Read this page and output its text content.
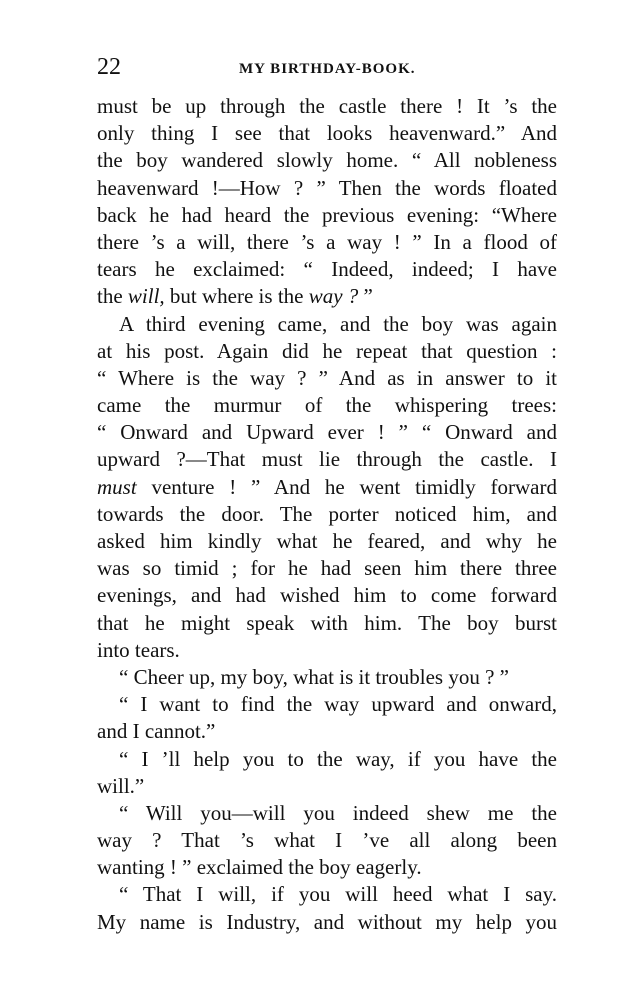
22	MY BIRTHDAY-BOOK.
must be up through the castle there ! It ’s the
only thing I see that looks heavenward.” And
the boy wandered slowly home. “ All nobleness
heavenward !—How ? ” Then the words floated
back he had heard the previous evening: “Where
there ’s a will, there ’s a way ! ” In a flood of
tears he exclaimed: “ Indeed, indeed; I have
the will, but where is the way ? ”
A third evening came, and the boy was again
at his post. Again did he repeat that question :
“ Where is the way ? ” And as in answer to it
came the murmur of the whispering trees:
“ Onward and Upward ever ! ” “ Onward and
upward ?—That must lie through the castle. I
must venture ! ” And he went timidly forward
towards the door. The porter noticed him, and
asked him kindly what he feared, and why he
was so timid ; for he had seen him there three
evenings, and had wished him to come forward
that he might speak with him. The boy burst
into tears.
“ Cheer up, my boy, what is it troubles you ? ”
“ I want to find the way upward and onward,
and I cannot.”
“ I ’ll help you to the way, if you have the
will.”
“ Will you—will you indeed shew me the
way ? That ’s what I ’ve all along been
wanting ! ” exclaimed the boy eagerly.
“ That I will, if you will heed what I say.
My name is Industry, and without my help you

+ + + + + + +

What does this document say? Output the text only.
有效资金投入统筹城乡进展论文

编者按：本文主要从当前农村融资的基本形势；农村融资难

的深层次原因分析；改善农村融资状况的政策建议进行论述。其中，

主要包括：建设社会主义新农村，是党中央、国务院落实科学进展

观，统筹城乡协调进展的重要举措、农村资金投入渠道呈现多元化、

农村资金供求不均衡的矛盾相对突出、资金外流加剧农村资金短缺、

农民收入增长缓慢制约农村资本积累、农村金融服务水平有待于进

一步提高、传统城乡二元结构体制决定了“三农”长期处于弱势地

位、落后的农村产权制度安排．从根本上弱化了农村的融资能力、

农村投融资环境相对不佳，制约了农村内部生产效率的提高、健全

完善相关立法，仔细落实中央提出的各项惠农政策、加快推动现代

+ + + + + + +

How many lines in the entries contain the string "have"? Answer with the number only.

2